Work instructions
Reproduce the records. Keep every word exact and include no images.
◆ ◆ ◆
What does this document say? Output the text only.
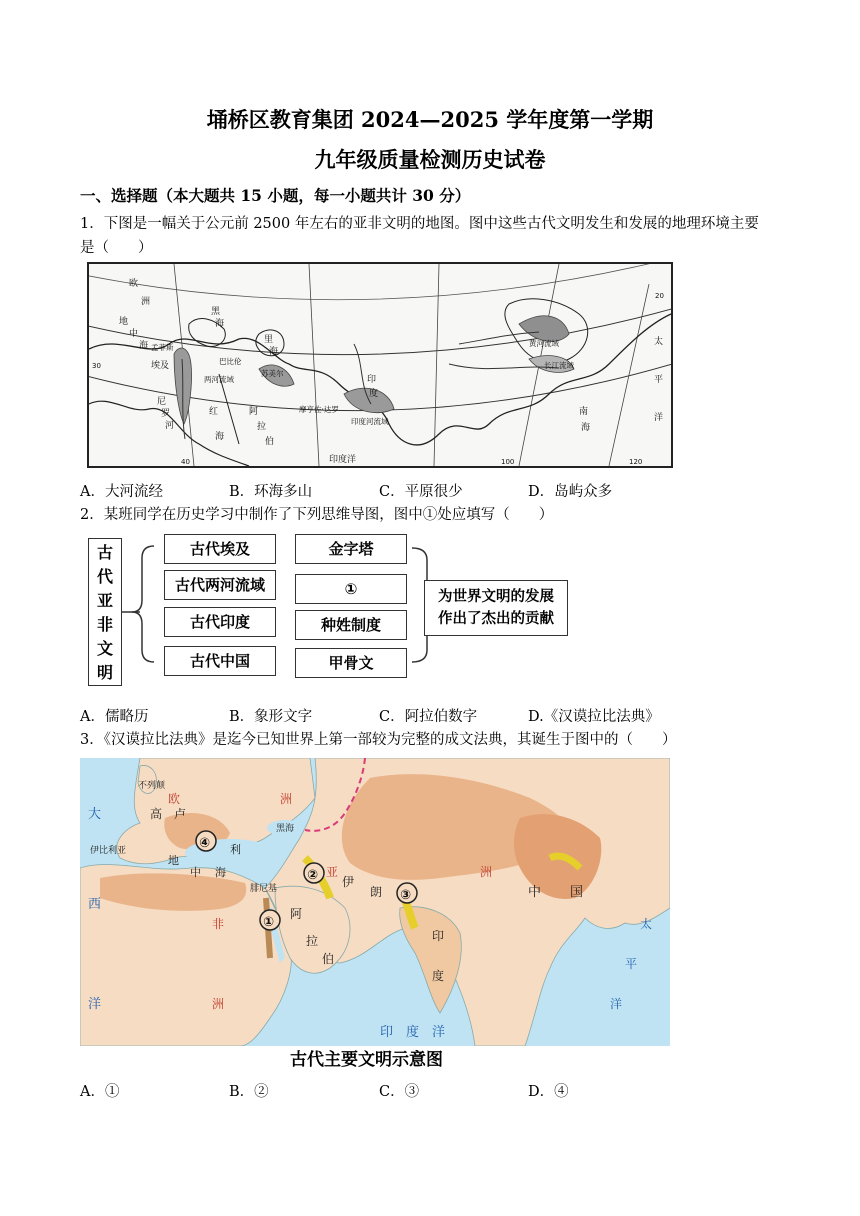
埇桥区教育集团 2024—2025 学年度第一学期
九年级质量检测历史试卷
一、选择题（本大题共 15 小题，每一小题共计 30 分）
1．下图是一幅关于公元前 2500 年左右的亚非文明的地图。图中这些古代文明发生和发展的地理环境主要
是（　　）
欧
洲
地
中
海
黑
海
里
海
孟菲斯
埃及
尼
罗
河
巴比伦
苏美尔
两河流域
红
海
阿
拉
伯
摩亨佐·达罗
印度河流域
印
度
印度洋
黄河流域
长江流域
太
平
洋
南
海
40	100	120
30
20
A．大河流经	B．环海多山	C．平原很少	D．岛屿众多
2．某班同学在历史学习中制作了下列思维导图，图中①处应填写（　　）
古
代
亚
非
文
明
古代埃及
古代两河流域
古代印度
古代中国
金字塔
①
种姓制度
甲骨文
为世界文明的发展
作出了杰出的贡献
A．儒略历	B．象形文字	C．阿拉伯数字	D.《汉谟拉比法典》
3．《汉谟拉比法典》是迄今已知世界上第一部较为完整的成文法典，其诞生于图中的（　　）
④
②
③
①
不列颠
欧	洲
高 卢
伊比利亚
大
西
洋
地
中 海
利
黑海
亚
伊
朗
腓尼基
阿
拉
伯
非
洲
印
度
印　度　洋
洲
中 国
太
平
洋
古代主要文明示意图
A．①	B．②	C．③	D．④
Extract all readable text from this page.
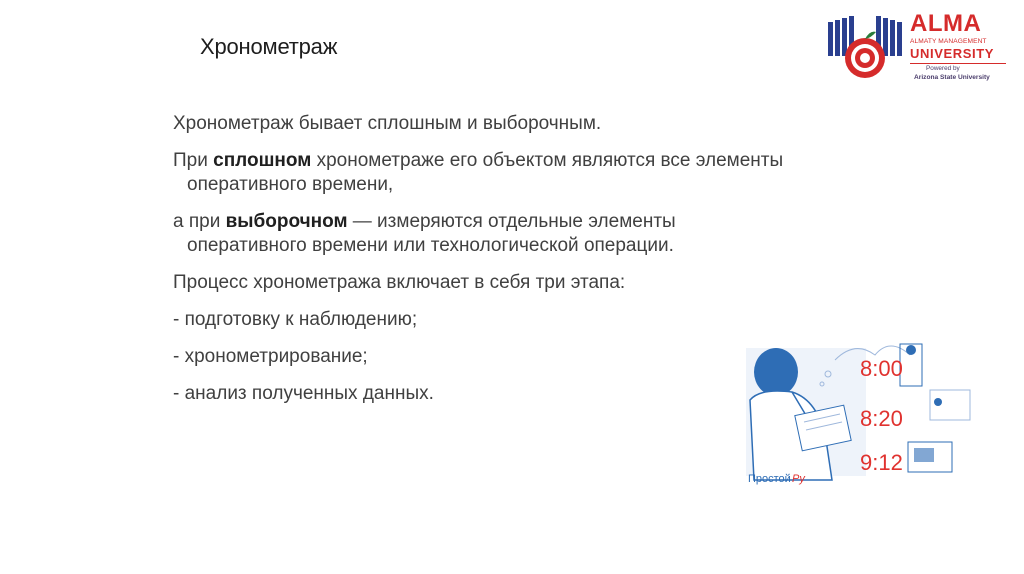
Хронометраж
ALMA
ALMATY MANAGEMENT
UNIVERSITY
Powered by
Arizona State University

Хронометраж бывает сплошным и выборочным.

При сплошном хронометраже его объектом являются все элементы оперативного времени,

а при выборочном — измеряются отдельные элементы оперативного времени или технологической операции.

Процесс хронометража включает в себя три этапа:

- подготовку к наблюдению;

- хронометрирование;

- анализ полученных данных.

8:00
8:20
9:12
Простой Ру
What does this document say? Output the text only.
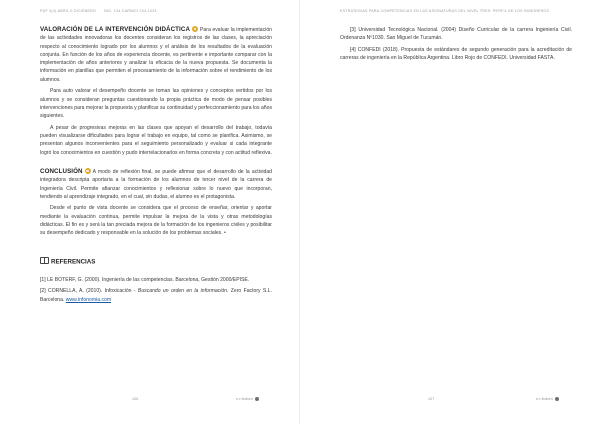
PDF 3(4) ABRIL 0 DIC/ENERO ING. 134 CARNICI 104-1023

VALORACIÓN DE LA INTERVENCIÓN DIDÁCTICA Para evaluar la implementación de las actividades innovadoras los docentes consideran los registros de las clases, la apreciación respecto al conocimiento logrado por los alumnos y el análisis de los resultados de la evaluación conjunta. En función de los años de experiencia docente, es pertinente e importante comparar con la implementación de años anteriores y analizar la eficacia de la nueva propuesta. Se documenta la información en planillas que permiten el procesamiento de la información sobre el rendimiento de los alumnos.

Para auto valorar el desempeño docente se toman las opiniones y conceptos vertidos por los alumnos y se consideran preguntas cuestionando la propia práctica de modo de pensar posibles intervenciones para mejorar la propuesta y planificar su continuidad y perfeccionamiento para los años siguientes.

A pesar de progresivas mejoras en las clases que apoyan el desarrollo del trabajo, todavía pueden visualizarse dificultades para lograr el trabajo en equipo, tal como se planifica. Asimismo, se presentan algunos inconvenientes para el seguimiento personalizado y evaluar si cada integrante logró los conocimientos en cuestión y pudo interrelacionarlos en forma concreta y con actitud reflexiva.

CONCLUSIÓN A modo de reflexión final, se puede afirmar que el desarrollo de la actividad integradora descripta aportaría a la formación de los alumnos de tercer nivel de la carrera de Ingeniería Civil. Permite afianzar conocimientos y reflexionar sobre lo nuevo que incorporan, tendiendo al aprendizaje integrado, en el cual, sin dudas, el alumno es el protagonista.

Desde el punto de vista docente se considera que el proceso de enseñar, orientar y aportar mediante la evaluación continua, permite impulsar la mejora de la vista y otras metodologías didácticas. El fin es y será la tan preciada mejora de la formación de los ingenieros civiles y posibilitar su desempeño dedicado y responsable en la solución de los problemas sociales. •

REFERENCIAS

[1] LE BOTERF, G. (2000). Ingeniería de las competencias. Barcelona, Gestión 2000/EPISE.

[2] CORNELLA, A. (2010). Infoxicación - Buscando un orden en la información. Zero Factory S.L. Barcelona. www.infonomia.com

106	e-r.Ikaben
ESTRATEGIAS PARA COMPETENCIAS EN LAS ASIGNATURAS DEL NIVEL TRES: PERFIL DE LOS INGENIEROS

[3] Universidad Tecnológica Nacional. (2004) Diseño Curricular de la carrera Ingeniería Civil. Ordenanza Nº1030. San Miguel de Tucumán.

[4] CONFEDI (2018). Propuesta de estándares de segundo generación para la acreditación de carreras de ingeniería en la República Argentina. Libro Rojo de CONFEDI. Universidad FASTA.

107	e-r.Ikaben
◆ ◆ ◆
In response
What does this document say? Output the text only.
埇桥区教育集团 2024—2025 学年度第一学期
九年级质量检测历史试卷
一、选择题（本大题共 15 小题，每一小题共计 30 分）
1．下图是一幅关于公元前 2500 年左右的亚非文明的地图。图中这些古代文明发生和发展的地理环境主要
是（　　）
欧
洲
地
中
海
黑
海
里
海
孟菲斯
埃及
尼
罗
河
巴比伦
苏美尔
两河流域
红
海
阿
拉
伯
摩亨佐·达罗
印度河流域
印
度
印度洋
黄河流域
长江流域
太
平
洋
南
海
40	100	120
30
20
A．大河流经	B．环海多山	C．平原很少	D．岛屿众多
2．某班同学在历史学习中制作了下列思维导图，图中①处应填写（　　）
古
代
亚
非
文
明
古代埃及
古代两河流域
古代印度
古代中国
金字塔
①
种姓制度
甲骨文
为世界文明的发展
作出了杰出的贡献
A．儒略历	B．象形文字	C．阿拉伯数字	D.《汉谟拉比法典》
3．《汉谟拉比法典》是迄今已知世界上第一部较为完整的成文法典，其诞生于图中的（　　）
④
②
③
①
不列颠
欧	洲
高 卢
伊比利亚
大
西
洋
地
中 海
利
黑海
亚
伊
朗
腓尼基
阿
拉
伯
非
洲
印
度
印　度　洋
洲
中 国
太
平
洋
古代主要文明示意图
A．①	B．②	C．③	D．④
Extract all readable text from this page.
Хронометраж
ALMA
ALMATY MANAGEMENT
UNIVERSITY
Powered by
Arizona State University

Хронометраж бывает сплошным и выборочным.

При сплошном хронометраже его объектом являются все элементы оперативного времени,

а при выборочном — измеряются отдельные элементы оперативного времени или технологической операции.

Процесс хронометража включает в себя три этапа:

- подготовку к наблюдению;

- хронометрирование;

- анализ полученных данных.

8:00
8:20
9:12
Простой Ру
What does this document say? Output the text only.
PDF 3(4) ABRIL 0 DIC/ENERO ING. 134 CARNICI 104-1023

VALORACIÓN DE LA INTERVENCIÓN DIDÁCTICA Para evaluar la implementación de las actividades innovadoras los docentes consideran los registros de las clases, la apreciación respecto al conocimiento logrado por los alumnos y el análisis de los resultados de la evaluación conjunta. En función de los años de experiencia docente, es pertinente e importante comparar con la implementación de años anteriores y analizar la eficacia de la nueva propuesta. Se documenta la información en planillas que permiten el procesamiento de la información sobre el rendimiento de los alumnos.

Para auto valorar el desempeño docente se toman las opiniones y conceptos vertidos por los alumnos y se consideran preguntas cuestionando la propia práctica de modo de pensar posibles intervenciones para mejorar la propuesta y planificar su continuidad y perfeccionamiento para los años siguientes.

A pesar de progresivas mejoras en las clases que apoyan el desarrollo del trabajo, todavía pueden visualizarse dificultades para lograr el trabajo en equipo, tal como se planifica. Asimismo, se presentan algunos inconvenientes para el seguimiento personalizado y evaluar si cada integrante logró los conocimientos en cuestión y pudo interrelacionarlos en forma concreta y con actitud reflexiva.

CONCLUSIÓN A modo de reflexión final, se puede afirmar que el desarrollo de la actividad integradora descripta aportaría a la formación de los alumnos de tercer nivel de la carrera de Ingeniería Civil. Permite afianzar conocimientos y reflexionar sobre lo nuevo que incorporan, tendiendo al aprendizaje integrado, en el cual, sin dudas, el alumno es el protagonista.

Desde el punto de vista docente se considera que el proceso de enseñar, orientar y aportar mediante la evaluación continua, permite impulsar la mejora de la vista y otras metodologías didácticas. El fin es y será la tan preciada mejora de la formación de los ingenieros civiles y posibilitar su desempeño dedicado y responsable en la solución de los problemas sociales. •

REFERENCIAS

[1] LE BOTERF, G. (2000). Ingeniería de las competencias. Barcelona, Gestión 2000/EPISE.

[2] CORNELLA, A. (2010). Infoxicación - Buscando un orden en la información. Zero Factory S.L. Barcelona. www.infonomia.com

106	e-r.Ikaben
ESTRATEGIAS PARA COMPETENCIAS EN LAS ASIGNATURAS DEL NIVEL TRES: PERFIL DE LOS INGENIEROS

[3] Universidad Tecnológica Nacional. (2004) Diseño Curricular de la carrera Ingeniería Civil. Ordenanza Nº1030. San Miguel de Tucumán.

[4] CONFEDI (2018). Propuesta de estándares de segundo generación para la acreditación de carreras de ingeniería en la República Argentina. Libro Rojo de CONFEDI. Universidad FASTA.

107	e-r.Ikaben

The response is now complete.